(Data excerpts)
- - -

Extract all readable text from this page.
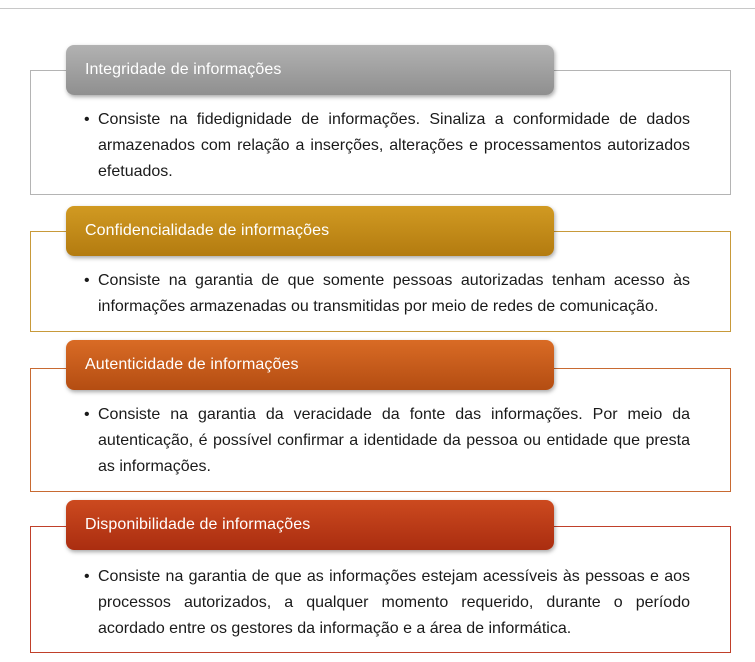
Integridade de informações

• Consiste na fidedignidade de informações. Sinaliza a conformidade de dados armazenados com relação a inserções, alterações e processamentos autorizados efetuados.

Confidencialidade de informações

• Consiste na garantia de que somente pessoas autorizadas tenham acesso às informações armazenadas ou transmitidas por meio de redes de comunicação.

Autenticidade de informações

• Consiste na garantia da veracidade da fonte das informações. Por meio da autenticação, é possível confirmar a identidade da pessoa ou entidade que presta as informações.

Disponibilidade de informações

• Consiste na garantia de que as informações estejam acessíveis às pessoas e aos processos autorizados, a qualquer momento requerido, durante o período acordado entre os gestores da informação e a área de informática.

- - -

WHAT YOU ARE ASKED TO DO - Output all of the data exactly as it stands, minus any images.

THE COMPLETED TASK -
Extract all readable text from this page.
Integridade de informações

• Consiste na fidedignidade de informações. Sinaliza a conformidade de dados armazenados com relação a inserções, alterações e processamentos autorizados efetuados.

Confidencialidade de informações

• Consiste na garantia de que somente pessoas autorizadas tenham acesso às informações armazenadas ou transmitidas por meio de redes de comunicação.

Autenticidade de informações

• Consiste na garantia da veracidade da fonte das informações. Por meio da autenticação, é possível confirmar a identidade da pessoa ou entidade que presta as informações.

Disponibilidade de informações

• Consiste na garantia de que as informações estejam acessíveis às pessoas e aos processos autorizados, a qualquer momento requerido, durante o período acordado entre os gestores da informação e a área de informática.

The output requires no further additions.